▶ **Goal of the exercise**: Find every line in the records below that contains the word "cerebrospinal", and copy each such line.

[Recorded data]
►

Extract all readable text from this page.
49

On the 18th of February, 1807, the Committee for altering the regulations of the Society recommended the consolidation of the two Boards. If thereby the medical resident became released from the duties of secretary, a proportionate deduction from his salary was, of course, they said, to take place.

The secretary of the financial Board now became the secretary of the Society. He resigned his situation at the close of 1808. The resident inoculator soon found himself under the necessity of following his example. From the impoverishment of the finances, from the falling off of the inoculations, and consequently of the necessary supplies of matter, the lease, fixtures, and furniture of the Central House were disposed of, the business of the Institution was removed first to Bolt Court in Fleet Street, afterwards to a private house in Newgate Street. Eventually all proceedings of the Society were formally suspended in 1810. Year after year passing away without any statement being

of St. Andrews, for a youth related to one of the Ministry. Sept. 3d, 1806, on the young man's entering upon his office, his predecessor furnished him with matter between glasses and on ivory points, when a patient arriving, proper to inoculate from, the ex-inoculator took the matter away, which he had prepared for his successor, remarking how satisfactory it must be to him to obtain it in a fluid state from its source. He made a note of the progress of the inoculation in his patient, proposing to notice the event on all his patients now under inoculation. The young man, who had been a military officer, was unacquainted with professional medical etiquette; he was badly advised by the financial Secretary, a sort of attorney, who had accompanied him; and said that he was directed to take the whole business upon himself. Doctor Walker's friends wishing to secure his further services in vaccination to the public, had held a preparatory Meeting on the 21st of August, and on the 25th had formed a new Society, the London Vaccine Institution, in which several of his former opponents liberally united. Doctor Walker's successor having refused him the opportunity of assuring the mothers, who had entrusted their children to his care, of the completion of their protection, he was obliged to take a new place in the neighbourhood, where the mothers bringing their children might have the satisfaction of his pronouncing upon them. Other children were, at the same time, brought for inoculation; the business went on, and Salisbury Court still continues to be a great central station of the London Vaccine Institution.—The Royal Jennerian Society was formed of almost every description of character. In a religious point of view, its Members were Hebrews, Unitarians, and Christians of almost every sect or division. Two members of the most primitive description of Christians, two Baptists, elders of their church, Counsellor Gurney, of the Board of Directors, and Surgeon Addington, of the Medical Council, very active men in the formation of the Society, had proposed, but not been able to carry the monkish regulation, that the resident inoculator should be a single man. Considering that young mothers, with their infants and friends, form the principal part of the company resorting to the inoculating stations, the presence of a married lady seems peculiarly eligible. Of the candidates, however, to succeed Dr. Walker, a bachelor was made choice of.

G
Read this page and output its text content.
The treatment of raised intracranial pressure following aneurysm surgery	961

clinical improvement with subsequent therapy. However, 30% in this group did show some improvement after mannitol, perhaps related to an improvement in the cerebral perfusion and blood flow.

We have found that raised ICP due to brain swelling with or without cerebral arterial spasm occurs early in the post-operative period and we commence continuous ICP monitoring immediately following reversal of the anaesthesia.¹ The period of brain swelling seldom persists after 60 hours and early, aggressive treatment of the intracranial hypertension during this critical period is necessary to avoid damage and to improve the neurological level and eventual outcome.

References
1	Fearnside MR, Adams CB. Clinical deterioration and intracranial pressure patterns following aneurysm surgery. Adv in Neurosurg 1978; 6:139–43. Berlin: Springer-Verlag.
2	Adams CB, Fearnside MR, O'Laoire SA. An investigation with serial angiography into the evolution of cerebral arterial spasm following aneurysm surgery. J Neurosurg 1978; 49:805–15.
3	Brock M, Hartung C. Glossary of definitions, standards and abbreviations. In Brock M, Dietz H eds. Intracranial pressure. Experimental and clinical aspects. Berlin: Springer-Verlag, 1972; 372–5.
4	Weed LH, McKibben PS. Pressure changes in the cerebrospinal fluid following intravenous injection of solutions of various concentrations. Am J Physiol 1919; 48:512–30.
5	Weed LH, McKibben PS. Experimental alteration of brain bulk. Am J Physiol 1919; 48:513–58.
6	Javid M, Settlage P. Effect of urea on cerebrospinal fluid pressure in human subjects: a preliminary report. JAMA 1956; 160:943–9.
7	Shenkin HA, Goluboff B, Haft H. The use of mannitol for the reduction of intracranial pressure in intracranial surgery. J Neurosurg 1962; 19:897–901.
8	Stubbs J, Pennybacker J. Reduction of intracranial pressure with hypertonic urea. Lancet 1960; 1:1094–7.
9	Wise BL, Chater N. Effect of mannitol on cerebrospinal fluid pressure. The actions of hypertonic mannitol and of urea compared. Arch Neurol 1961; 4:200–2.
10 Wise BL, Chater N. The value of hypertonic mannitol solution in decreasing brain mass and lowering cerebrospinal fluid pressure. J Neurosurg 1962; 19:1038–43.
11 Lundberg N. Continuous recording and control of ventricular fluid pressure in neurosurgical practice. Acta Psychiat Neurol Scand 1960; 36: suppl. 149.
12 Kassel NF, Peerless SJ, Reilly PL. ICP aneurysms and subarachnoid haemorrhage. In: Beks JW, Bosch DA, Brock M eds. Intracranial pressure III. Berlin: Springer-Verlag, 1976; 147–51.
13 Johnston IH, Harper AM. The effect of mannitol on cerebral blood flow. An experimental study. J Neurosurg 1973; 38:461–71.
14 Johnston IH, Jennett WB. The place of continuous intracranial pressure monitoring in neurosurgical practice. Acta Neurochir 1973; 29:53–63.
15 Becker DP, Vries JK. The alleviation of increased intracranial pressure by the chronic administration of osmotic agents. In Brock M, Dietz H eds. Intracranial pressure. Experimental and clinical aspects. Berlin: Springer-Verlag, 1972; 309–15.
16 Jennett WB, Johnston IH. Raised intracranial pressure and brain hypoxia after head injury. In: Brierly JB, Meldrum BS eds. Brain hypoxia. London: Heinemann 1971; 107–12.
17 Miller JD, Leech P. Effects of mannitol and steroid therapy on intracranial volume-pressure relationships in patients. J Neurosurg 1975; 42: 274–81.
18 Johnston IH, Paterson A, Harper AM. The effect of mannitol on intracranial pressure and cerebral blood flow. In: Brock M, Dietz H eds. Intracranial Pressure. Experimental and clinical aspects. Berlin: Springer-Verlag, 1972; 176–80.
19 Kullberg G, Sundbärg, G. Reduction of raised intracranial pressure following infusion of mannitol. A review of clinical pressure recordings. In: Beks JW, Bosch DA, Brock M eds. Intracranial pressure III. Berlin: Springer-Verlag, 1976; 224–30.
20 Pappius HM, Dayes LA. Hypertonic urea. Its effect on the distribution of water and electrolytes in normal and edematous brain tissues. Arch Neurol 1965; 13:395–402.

◄

▶ **Solution**:
4	Weed LH, McKibben PS. Pressure changes in the cerebrospinal fluid following intravenous injection of solutions of various concentrations. Am J Physiol 1919; 48:512–30.
6	Javid M, Settlage P. Effect of urea on cerebrospinal fluid pressure in human subjects: a preliminary report. JAMA 1956; 160:943–9.
9	Wise BL, Chater N. Effect of mannitol on cerebrospinal fluid pressure. The actions of hypertonic mannitol and of urea compared. Arch Neurol 1961; 4:200–2.
10 Wise BL, Chater N. The value of hypertonic mannitol solution in decreasing brain mass and lowering cerebrospinal fluid pressure. J Neurosurg 1962; 19:1038–43.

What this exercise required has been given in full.